▶ [SET EXERCISE A] Copy the records line for line, starting with their first line and going on through the line that contains "- Point: [98, 596, 121, 610]".

[begin TEXT SHOWN]

A Physics View of Function Optimization

One of the interesting notions in many of these papers is to look at the continuous-time forms of momentum based optimizers. The main problem I tend to face is that these papers usually just don't explain how they arrived to a particular system of differential equations for the continuous time form of a particular optimizer. A friend of mine suggested that it could be just looking at the differential equations for which the optimizer update matches Euler's Method for solving ODEs. For example, the usual vanilla gradient descent rule is

$$x_{t^{(i + 1)}} = x_{t^{(i)}} - \eta \cdot \nabla f (x_{t^{(i)}})$$

where $f$ is the loss function and $\eta$ is some learning rate. If we instead let $\eta = t^{(i + 1)} - t^{(i)} = \Delta t$, we get

$$x_{t^{(i + 1)}} = x_{t^{(i)}} - \nabla f (x_{t^{(i)}}) \Delta t$$

which is indeed the recurrence relation of Euler's method for the differential equation

$$x' = -\nabla f(x)$$

The classic momentum update rule described by Polyak is given by

$$p_{t^{(i)}} = (1 - \beta)p_{t^{(i - 1)}} - \beta\nabla f(x_{t^{(i)}})$$

$$x_{t^{(i + 1)}} = x_{t^{(i)}} + \beta \cdot p_{t^{(i)}}$$

where $\beta$ is the size of the timestep.

[end TEXT SHOWN]
[begin MATERIAL PROVIDED]

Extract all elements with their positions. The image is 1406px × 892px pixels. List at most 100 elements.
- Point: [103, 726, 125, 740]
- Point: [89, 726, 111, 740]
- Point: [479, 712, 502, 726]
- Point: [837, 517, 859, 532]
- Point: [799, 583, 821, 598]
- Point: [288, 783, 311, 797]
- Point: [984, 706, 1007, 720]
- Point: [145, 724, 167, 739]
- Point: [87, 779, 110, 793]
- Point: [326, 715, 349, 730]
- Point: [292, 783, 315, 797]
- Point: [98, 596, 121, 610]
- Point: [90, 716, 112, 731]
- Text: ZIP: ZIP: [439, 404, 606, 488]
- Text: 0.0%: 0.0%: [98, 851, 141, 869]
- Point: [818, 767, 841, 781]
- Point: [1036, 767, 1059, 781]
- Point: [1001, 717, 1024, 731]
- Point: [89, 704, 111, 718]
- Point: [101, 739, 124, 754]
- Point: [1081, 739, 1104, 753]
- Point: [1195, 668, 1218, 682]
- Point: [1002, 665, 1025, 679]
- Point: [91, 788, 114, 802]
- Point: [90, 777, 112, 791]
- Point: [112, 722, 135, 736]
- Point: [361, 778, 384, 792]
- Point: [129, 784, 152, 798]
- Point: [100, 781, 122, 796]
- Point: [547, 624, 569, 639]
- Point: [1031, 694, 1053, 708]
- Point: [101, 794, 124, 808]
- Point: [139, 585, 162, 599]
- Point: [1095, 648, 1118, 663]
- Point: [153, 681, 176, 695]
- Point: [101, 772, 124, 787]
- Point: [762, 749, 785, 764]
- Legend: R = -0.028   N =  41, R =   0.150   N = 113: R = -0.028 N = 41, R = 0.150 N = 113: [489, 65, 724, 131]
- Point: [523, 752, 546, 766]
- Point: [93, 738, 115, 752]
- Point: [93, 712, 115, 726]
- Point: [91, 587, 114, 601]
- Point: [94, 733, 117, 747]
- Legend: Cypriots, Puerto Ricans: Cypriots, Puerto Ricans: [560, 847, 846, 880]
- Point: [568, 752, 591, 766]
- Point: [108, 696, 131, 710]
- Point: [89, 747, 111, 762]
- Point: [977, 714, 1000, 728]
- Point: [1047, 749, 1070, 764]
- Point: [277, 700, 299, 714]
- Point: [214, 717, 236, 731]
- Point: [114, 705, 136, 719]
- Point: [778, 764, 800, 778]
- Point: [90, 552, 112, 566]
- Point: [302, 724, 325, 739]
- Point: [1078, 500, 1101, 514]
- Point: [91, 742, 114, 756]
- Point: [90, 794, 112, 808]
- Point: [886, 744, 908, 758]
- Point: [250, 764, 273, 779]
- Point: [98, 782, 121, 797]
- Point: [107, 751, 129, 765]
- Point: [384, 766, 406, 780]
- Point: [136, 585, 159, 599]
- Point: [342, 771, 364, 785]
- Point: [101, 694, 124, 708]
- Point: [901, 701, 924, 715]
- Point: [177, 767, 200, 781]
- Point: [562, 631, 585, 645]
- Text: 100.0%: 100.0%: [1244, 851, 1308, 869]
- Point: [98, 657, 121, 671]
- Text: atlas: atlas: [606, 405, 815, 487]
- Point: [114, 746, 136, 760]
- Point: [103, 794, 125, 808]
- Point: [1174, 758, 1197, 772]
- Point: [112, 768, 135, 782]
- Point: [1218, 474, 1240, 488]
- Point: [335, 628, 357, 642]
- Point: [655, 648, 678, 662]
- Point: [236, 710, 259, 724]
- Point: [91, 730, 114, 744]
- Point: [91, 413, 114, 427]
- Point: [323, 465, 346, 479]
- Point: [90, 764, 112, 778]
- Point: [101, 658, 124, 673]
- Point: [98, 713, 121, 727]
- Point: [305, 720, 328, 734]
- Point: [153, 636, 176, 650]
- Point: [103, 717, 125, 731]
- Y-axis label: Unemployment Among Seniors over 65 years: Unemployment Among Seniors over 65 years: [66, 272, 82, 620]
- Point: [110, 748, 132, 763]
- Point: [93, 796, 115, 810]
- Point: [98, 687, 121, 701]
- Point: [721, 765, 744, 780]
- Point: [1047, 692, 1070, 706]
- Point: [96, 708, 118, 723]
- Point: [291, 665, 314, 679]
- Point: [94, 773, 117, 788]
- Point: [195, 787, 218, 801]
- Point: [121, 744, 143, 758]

[end MATERIAL PROVIDED]

▶ [SET EXERCISE B] Reproduce the optimization text starting with "which is indeed" and going on through "of the timestep.", substituting "step interval" for "timestep".

▶ [WRITTEN RESPONSE A]
Extract all elements with their positions. The image is 1406px × 892px pixels. List at most 100 elements.
- Point: [103, 726, 125, 740]
- Point: [89, 726, 111, 740]
- Point: [479, 712, 502, 726]
- Point: [837, 517, 859, 532]
- Point: [799, 583, 821, 598]
- Point: [288, 783, 311, 797]
- Point: [984, 706, 1007, 720]
- Point: [145, 724, 167, 739]
- Point: [87, 779, 110, 793]
- Point: [326, 715, 349, 730]
- Point: [292, 783, 315, 797]
- Point: [98, 596, 121, 610]

▶ [WRITTEN RESPONSE B]
which is indeed the recurrence relation of Euler's method for the differential equation

$$x' = -\nabla f(x)$$

The classic momentum update rule described by Polyak is given by

$$p_{t^{(i)}} = (1 - \beta)p_{t^{(i - 1)}} - \beta\nabla f(x_{t^{(i)}})$$

$$x_{t^{(i + 1)}} = x_{t^{(i)}} + \beta \cdot p_{t^{(i)}}$$

where $\beta$ is the size of the step interval.